-- start Data provided --
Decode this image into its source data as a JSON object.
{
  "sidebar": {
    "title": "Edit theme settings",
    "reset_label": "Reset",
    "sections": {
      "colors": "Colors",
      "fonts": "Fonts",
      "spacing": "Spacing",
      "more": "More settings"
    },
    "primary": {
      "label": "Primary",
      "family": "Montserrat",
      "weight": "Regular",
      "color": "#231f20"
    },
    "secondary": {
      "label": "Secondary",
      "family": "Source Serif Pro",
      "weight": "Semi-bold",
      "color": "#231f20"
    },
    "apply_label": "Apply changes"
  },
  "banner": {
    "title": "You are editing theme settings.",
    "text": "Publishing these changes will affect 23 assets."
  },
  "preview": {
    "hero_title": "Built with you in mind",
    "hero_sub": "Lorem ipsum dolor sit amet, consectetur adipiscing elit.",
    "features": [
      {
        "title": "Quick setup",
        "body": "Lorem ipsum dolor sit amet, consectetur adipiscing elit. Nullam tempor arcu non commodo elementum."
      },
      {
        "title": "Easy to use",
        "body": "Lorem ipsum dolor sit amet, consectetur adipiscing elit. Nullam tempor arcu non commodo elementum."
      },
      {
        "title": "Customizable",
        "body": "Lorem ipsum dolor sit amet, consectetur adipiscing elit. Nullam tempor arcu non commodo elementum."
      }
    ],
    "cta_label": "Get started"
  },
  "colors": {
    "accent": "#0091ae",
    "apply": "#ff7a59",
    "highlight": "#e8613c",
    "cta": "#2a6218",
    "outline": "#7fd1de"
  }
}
-- end Data provided --
Written task:
Copy the entries above exactly, leaving none out.

Answer to this exercise:
Decode this image into its source data as a JSON object.
{
  "sidebar": {
    "title": "Edit theme settings",
    "reset_label": "Reset",
    "sections": {
      "colors": "Colors",
      "fonts": "Fonts",
      "spacing": "Spacing",
      "more": "More settings"
    },
    "primary": {
      "label": "Primary",
      "family": "Montserrat",
      "weight": "Regular",
      "color": "#231f20"
    },
    "secondary": {
      "label": "Secondary",
      "family": "Source Serif Pro",
      "weight": "Semi-bold",
      "color": "#231f20"
    },
    "apply_label": "Apply changes"
  },
  "banner": {
    "title": "You are editing theme settings.",
    "text": "Publishing these changes will affect 23 assets."
  },
  "preview": {
    "hero_title": "Built with you in mind",
    "hero_sub": "Lorem ipsum dolor sit amet, consectetur adipiscing elit.",
    "features": [
      {
        "title": "Quick setup",
        "body": "Lorem ipsum dolor sit amet, consectetur adipiscing elit. Nullam tempor arcu non commodo elementum."
      },
      {
        "title": "Easy to use",
        "body": "Lorem ipsum dolor sit amet, consectetur adipiscing elit. Nullam tempor arcu non commodo elementum."
      },
      {
        "title": "Customizable",
        "body": "Lorem ipsum dolor sit amet, consectetur adipiscing elit. Nullam tempor arcu non commodo elementum."
      }
    ],
    "cta_label": "Get started"
  },
  "colors": {
    "accent": "#0091ae",
    "apply": "#ff7a59",
    "highlight": "#e8613c",
    "cta": "#2a6218",
    "outline": "#7fd1de"
  }
}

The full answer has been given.